### YOUR OBJECTIVE
Reproduce every line of the listing as written, apart from the pictures.

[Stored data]

* * *

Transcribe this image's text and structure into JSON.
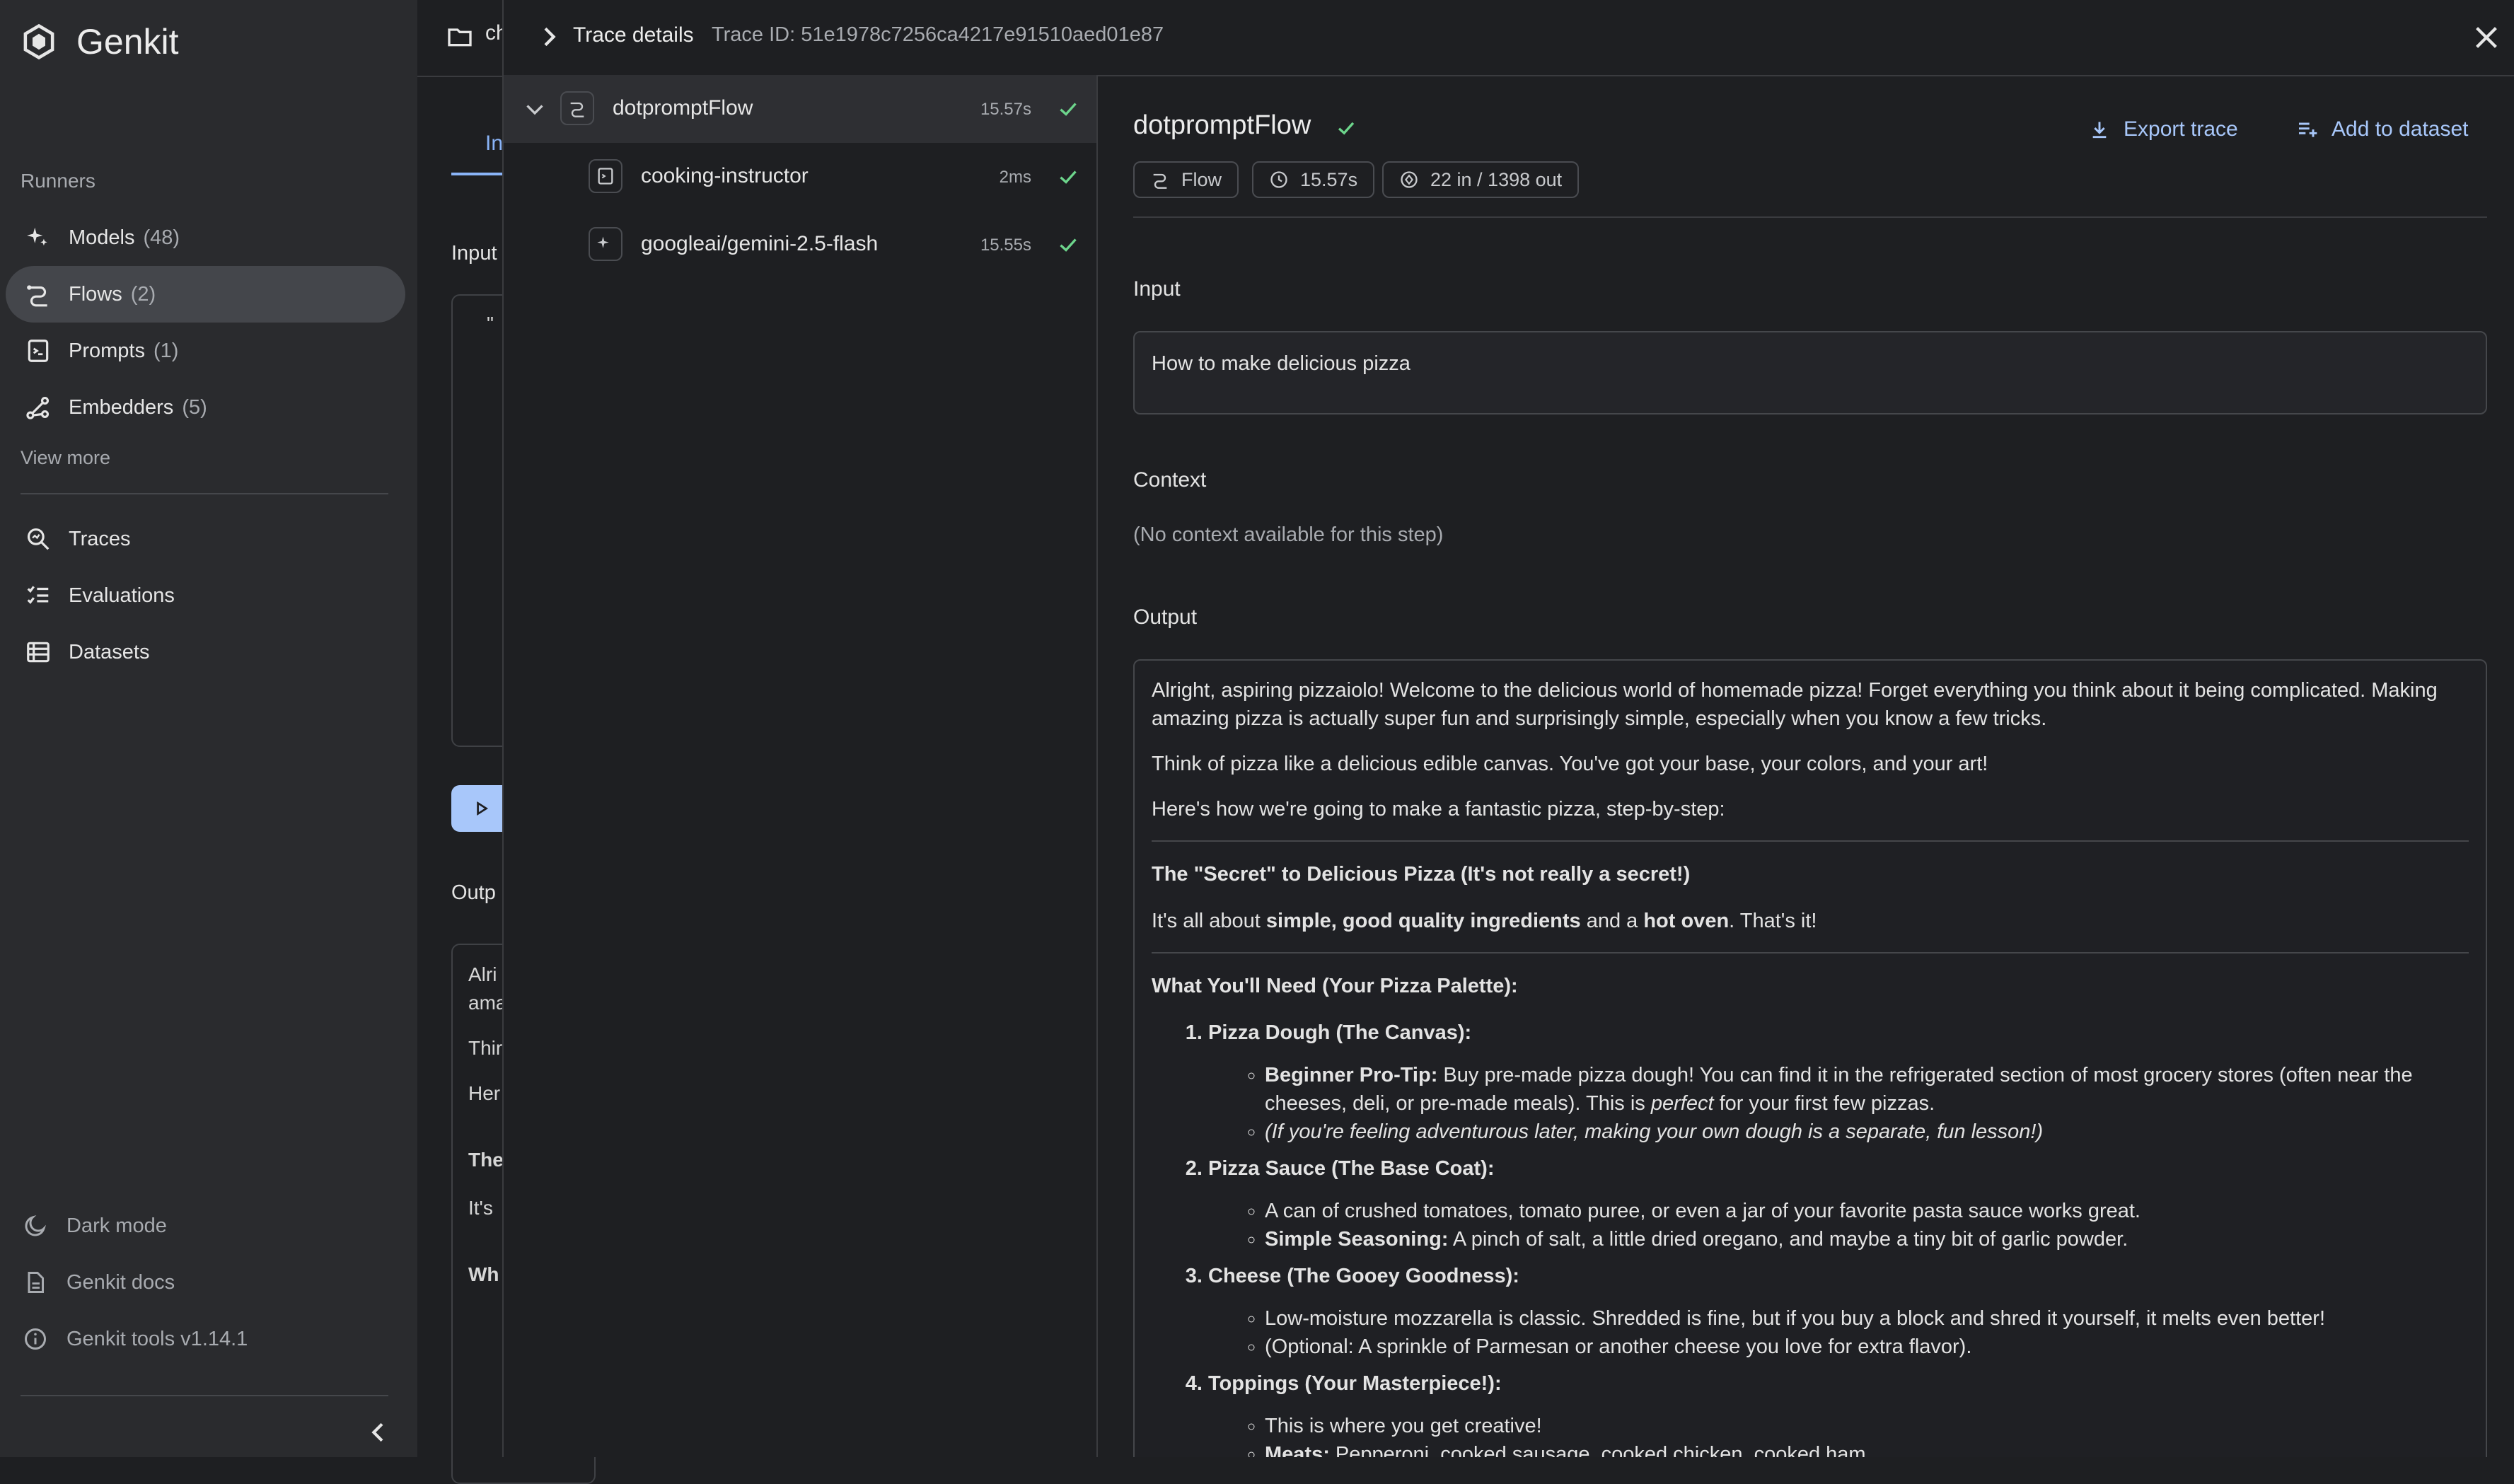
{
  "app": {
    "brand": "Genkit",
    "runners_label": "Runners",
    "nav": [
      {
        "label": "Models",
        "count": "(48)",
        "icon": "sparkle-icon"
      },
      {
        "label": "Flows",
        "count": "(2)",
        "icon": "flow-icon"
      },
      {
        "label": "Prompts",
        "count": "(1)",
        "icon": "prompt-icon"
      },
      {
        "label": "Embedders",
        "count": "(5)",
        "icon": "embedder-icon"
      }
    ],
    "view_more": "View more",
    "nav2": [
      {
        "label": "Traces",
        "icon": "traces-icon"
      },
      {
        "label": "Evaluations",
        "icon": "evaluations-icon"
      },
      {
        "label": "Datasets",
        "icon": "datasets-icon"
      }
    ],
    "bottom": [
      {
        "label": "Dark mode",
        "icon": "moon-icon"
      },
      {
        "label": "Genkit docs",
        "icon": "doc-icon"
      },
      {
        "label": "Genkit tools v1.14.1",
        "icon": "info-icon"
      }
    ]
  },
  "runner": {
    "crumb": "ch",
    "tab": "In",
    "input_label": "Input",
    "input_frag": "\"",
    "output_label": "Outp",
    "frags": [
      "Alri",
      "ama",
      "Thir",
      "Her",
      "The",
      "It's",
      "Wh"
    ]
  },
  "drawer": {
    "title": "Trace details",
    "trace_id": "Trace ID: 51e1978c7256ca4217e91510aed01e87",
    "spans": [
      {
        "name": "dotpromptFlow",
        "time": "15.57s"
      },
      {
        "name": "cooking-instructor",
        "time": "2ms"
      },
      {
        "name": "googleai/gemini-2.5-flash",
        "time": "15.55s"
      }
    ],
    "detail": {
      "title": "dotpromptFlow",
      "export": "Export trace",
      "add_dataset": "Add to dataset",
      "chips": [
        "Flow",
        "15.57s",
        "22 in / 1398 out"
      ],
      "input_label": "Input",
      "input_value": "How to make delicious pizza",
      "context_label": "Context",
      "context_value": "(No context available for this step)",
      "output_label": "Output",
      "output": {
        "p1": "Alright, aspiring pizzaiolo! Welcome to the delicious world of homemade pizza! Forget everything you think about it being complicated. Making amazing pizza is actually super fun and surprisingly simple, especially when you know a few tricks.",
        "p2": "Think of pizza like a delicious edible canvas. You've got your base, your colors, and your art!",
        "p3": "Here's how we're going to make a fantastic pizza, step-by-step:",
        "h1": "The \"Secret\" to Delicious Pizza (It's not really a secret!)",
        "p4_a": "It's all about ",
        "p4_b": "simple, good quality ingredients",
        "p4_c": " and a ",
        "p4_d": "hot oven",
        "p4_e": ". That's it!",
        "h2": "What You'll Need (Your Pizza Palette):",
        "item1": "Pizza Dough (The Canvas):",
        "item1_b1_bold": "Beginner Pro-Tip:",
        "item1_b1_text": " Buy pre-made pizza dough! You can find it in the refrigerated section of most grocery stores (often near the cheeses, deli, or pre-made meals). This is ",
        "item1_b1_it": "perfect",
        "item1_b1_end": " for your first few pizzas.",
        "item1_b2": "(If you're feeling adventurous later, making your own dough is a separate, fun lesson!)",
        "item2": "Pizza Sauce (The Base Coat):",
        "item2_b1": "A can of crushed tomatoes, tomato puree, or even a jar of your favorite pasta sauce works great.",
        "item2_b2_bold": "Simple Seasoning:",
        "item2_b2_text": " A pinch of salt, a little dried oregano, and maybe a tiny bit of garlic powder.",
        "item3": "Cheese (The Gooey Goodness):",
        "item3_b1": "Low-moisture mozzarella is classic. Shredded is fine, but if you buy a block and shred it yourself, it melts even better!",
        "item3_b2": "(Optional: A sprinkle of Parmesan or another cheese you love for extra flavor).",
        "item4": "Toppings (Your Masterpiece!):",
        "item4_b1": "This is where you get creative!",
        "item4_b2_bold": "Meats:",
        "item4_b2_text": " Pepperoni, cooked sausage, cooked chicken, cooked ham."
      }
    }
  },
  "colors": {
    "accent": "#a8c7fa",
    "success": "#6dd58c",
    "sidebar_bg": "#2a2b2e",
    "page_bg": "#1e1f22"
  }
}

* * *

### CORRECT RESULT
Transcribe this image's text and structure into JSON.
{
  "app": {
    "brand": "Genkit",
    "runners_label": "Runners",
    "nav": [
      {
        "label": "Models",
        "count": "(48)",
        "icon": "sparkle-icon"
      },
      {
        "label": "Flows",
        "count": "(2)",
        "icon": "flow-icon"
      },
      {
        "label": "Prompts",
        "count": "(1)",
        "icon": "prompt-icon"
      },
      {
        "label": "Embedders",
        "count": "(5)",
        "icon": "embedder-icon"
      }
    ],
    "view_more": "View more",
    "nav2": [
      {
        "label": "Traces",
        "icon": "traces-icon"
      },
      {
        "label": "Evaluations",
        "icon": "evaluations-icon"
      },
      {
        "label": "Datasets",
        "icon": "datasets-icon"
      }
    ],
    "bottom": [
      {
        "label": "Dark mode",
        "icon": "moon-icon"
      },
      {
        "label": "Genkit docs",
        "icon": "doc-icon"
      },
      {
        "label": "Genkit tools v1.14.1",
        "icon": "info-icon"
      }
    ]
  },
  "runner": {
    "crumb": "ch",
    "tab": "In",
    "input_label": "Input",
    "input_frag": "\"",
    "output_label": "Outp",
    "frags": [
      "Alri",
      "ama",
      "Thir",
      "Her",
      "The",
      "It's",
      "Wh"
    ]
  },
  "drawer": {
    "title": "Trace details",
    "trace_id": "Trace ID: 51e1978c7256ca4217e91510aed01e87",
    "spans": [
      {
        "name": "dotpromptFlow",
        "time": "15.57s"
      },
      {
        "name": "cooking-instructor",
        "time": "2ms"
      },
      {
        "name": "googleai/gemini-2.5-flash",
        "time": "15.55s"
      }
    ],
    "detail": {
      "title": "dotpromptFlow",
      "export": "Export trace",
      "add_dataset": "Add to dataset",
      "chips": [
        "Flow",
        "15.57s",
        "22 in / 1398 out"
      ],
      "input_label": "Input",
      "input_value": "How to make delicious pizza",
      "context_label": "Context",
      "context_value": "(No context available for this step)",
      "output_label": "Output",
      "output": {
        "p1": "Alright, aspiring pizzaiolo! Welcome to the delicious world of homemade pizza! Forget everything you think about it being complicated. Making amazing pizza is actually super fun and surprisingly simple, especially when you know a few tricks.",
        "p2": "Think of pizza like a delicious edible canvas. You've got your base, your colors, and your art!",
        "p3": "Here's how we're going to make a fantastic pizza, step-by-step:",
        "h1": "The \"Secret\" to Delicious Pizza (It's not really a secret!)",
        "p4_a": "It's all about ",
        "p4_b": "simple, good quality ingredients",
        "p4_c": " and a ",
        "p4_d": "hot oven",
        "p4_e": ". That's it!",
        "h2": "What You'll Need (Your Pizza Palette):",
        "item1": "Pizza Dough (The Canvas):",
        "item1_b1_bold": "Beginner Pro-Tip:",
        "item1_b1_text": " Buy pre-made pizza dough! You can find it in the refrigerated section of most grocery stores (often near the cheeses, deli, or pre-made meals). This is ",
        "item1_b1_it": "perfect",
        "item1_b1_end": " for your first few pizzas.",
        "item1_b2": "(If you're feeling adventurous later, making your own dough is a separate, fun lesson!)",
        "item2": "Pizza Sauce (The Base Coat):",
        "item2_b1": "A can of crushed tomatoes, tomato puree, or even a jar of your favorite pasta sauce works great.",
        "item2_b2_bold": "Simple Seasoning:",
        "item2_b2_text": " A pinch of salt, a little dried oregano, and maybe a tiny bit of garlic powder.",
        "item3": "Cheese (The Gooey Goodness):",
        "item3_b1": "Low-moisture mozzarella is classic. Shredded is fine, but if you buy a block and shred it yourself, it melts even better!",
        "item3_b2": "(Optional: A sprinkle of Parmesan or another cheese you love for extra flavor).",
        "item4": "Toppings (Your Masterpiece!):",
        "item4_b1": "This is where you get creative!",
        "item4_b2_bold": "Meats:",
        "item4_b2_text": " Pepperoni, cooked sausage, cooked chicken, cooked ham."
      }
    }
  },
  "colors": {
    "accent": "#a8c7fa",
    "success": "#6dd58c",
    "sidebar_bg": "#2a2b2e",
    "page_bg": "#1e1f22"
  }
}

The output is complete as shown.